[A block of data]
▼▼▼

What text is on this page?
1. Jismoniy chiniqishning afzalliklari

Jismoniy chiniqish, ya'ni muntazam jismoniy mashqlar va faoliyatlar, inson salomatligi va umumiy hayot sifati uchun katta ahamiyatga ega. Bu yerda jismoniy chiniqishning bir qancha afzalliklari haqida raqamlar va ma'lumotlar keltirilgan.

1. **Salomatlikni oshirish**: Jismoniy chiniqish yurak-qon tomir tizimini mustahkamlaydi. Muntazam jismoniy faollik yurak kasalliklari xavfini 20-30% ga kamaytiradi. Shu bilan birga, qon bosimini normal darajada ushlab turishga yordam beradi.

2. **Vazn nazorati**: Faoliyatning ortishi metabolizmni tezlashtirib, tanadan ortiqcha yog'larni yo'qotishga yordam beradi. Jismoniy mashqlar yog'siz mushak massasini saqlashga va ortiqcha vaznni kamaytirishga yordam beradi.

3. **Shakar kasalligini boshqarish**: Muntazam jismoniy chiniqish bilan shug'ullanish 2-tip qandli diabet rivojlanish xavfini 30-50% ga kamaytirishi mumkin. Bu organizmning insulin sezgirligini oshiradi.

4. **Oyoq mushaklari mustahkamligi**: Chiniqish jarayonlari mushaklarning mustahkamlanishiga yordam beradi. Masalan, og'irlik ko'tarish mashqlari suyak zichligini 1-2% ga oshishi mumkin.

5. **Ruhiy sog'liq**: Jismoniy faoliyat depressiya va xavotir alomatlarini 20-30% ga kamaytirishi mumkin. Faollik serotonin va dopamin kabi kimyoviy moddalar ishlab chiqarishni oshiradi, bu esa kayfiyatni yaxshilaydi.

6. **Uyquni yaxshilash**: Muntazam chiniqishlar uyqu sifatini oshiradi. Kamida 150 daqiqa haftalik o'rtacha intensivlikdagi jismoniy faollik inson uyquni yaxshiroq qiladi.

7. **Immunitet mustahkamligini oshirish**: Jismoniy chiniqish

▲▲▲

> WHAT IS NEEDED: Reproduce the material above without altering a single character.

> ANSWER TO THE PROBLEM:
What text is on this page?
1. Jismoniy chiniqishning afzalliklari

Jismoniy chiniqish, ya'ni muntazam jismoniy mashqlar va faoliyatlar, inson salomatligi va umumiy hayot sifati uchun katta ahamiyatga ega. Bu yerda jismoniy chiniqishning bir qancha afzalliklari haqida raqamlar va ma'lumotlar keltirilgan.

1. **Salomatlikni oshirish**: Jismoniy chiniqish yurak-qon tomir tizimini mustahkamlaydi. Muntazam jismoniy faollik yurak kasalliklari xavfini 20-30% ga kamaytiradi. Shu bilan birga, qon bosimini normal darajada ushlab turishga yordam beradi.

2. **Vazn nazorati**: Faoliyatning ortishi metabolizmni tezlashtirib, tanadan ortiqcha yog'larni yo'qotishga yordam beradi. Jismoniy mashqlar yog'siz mushak massasini saqlashga va ortiqcha vaznni kamaytirishga yordam beradi.

3. **Shakar kasalligini boshqarish**: Muntazam jismoniy chiniqish bilan shug'ullanish 2-tip qandli diabet rivojlanish xavfini 30-50% ga kamaytirishi mumkin. Bu organizmning insulin sezgirligini oshiradi.

4. **Oyoq mushaklari mustahkamligi**: Chiniqish jarayonlari mushaklarning mustahkamlanishiga yordam beradi. Masalan, og'irlik ko'tarish mashqlari suyak zichligini 1-2% ga oshishi mumkin.

5. **Ruhiy sog'liq**: Jismoniy faoliyat depressiya va xavotir alomatlarini 20-30% ga kamaytirishi mumkin. Faollik serotonin va dopamin kabi kimyoviy moddalar ishlab chiqarishni oshiradi, bu esa kayfiyatni yaxshilaydi.

6. **Uyquni yaxshilash**: Muntazam chiniqishlar uyqu sifatini oshiradi. Kamida 150 daqiqa haftalik o'rtacha intensivlikdagi jismoniy faollik inson uyquni yaxshiroq qiladi.

7. **Immunitet mustahkamligini oshirish**: Jismoniy chiniqish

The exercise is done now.